— START OF DATA PROVIDED —

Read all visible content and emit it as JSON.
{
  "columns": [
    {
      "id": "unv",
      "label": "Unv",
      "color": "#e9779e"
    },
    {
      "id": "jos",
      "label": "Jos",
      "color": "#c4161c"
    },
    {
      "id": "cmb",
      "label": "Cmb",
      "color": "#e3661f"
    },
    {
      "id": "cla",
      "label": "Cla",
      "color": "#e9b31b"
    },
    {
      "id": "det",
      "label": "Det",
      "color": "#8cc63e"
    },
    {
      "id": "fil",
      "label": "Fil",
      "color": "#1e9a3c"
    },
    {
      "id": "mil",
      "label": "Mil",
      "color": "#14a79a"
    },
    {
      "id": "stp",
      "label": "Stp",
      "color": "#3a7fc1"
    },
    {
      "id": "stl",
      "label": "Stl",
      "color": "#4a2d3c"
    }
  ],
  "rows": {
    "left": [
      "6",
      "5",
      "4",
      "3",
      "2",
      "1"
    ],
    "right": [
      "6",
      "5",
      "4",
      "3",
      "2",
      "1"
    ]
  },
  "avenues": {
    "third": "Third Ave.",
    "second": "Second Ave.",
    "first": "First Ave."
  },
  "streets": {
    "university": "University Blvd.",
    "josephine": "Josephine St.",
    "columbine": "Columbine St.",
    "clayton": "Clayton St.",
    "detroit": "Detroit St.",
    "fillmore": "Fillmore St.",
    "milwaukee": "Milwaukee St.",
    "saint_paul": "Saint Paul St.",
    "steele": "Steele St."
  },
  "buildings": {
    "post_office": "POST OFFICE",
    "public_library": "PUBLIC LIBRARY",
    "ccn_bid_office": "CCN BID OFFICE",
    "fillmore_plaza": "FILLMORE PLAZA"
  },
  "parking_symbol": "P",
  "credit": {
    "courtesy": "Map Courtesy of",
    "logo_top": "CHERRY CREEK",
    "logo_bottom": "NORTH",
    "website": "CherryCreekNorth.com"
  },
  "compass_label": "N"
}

— END OF DATA PROVIDED —

#### [DIRECTIONS]
Above are the records; copy every line in them that holds the word "OFFICE".

#### [ANSWER IN FULL]
    "post_office": "POST OFFICE",
    "ccn_bid_office": "CCN BID OFFICE",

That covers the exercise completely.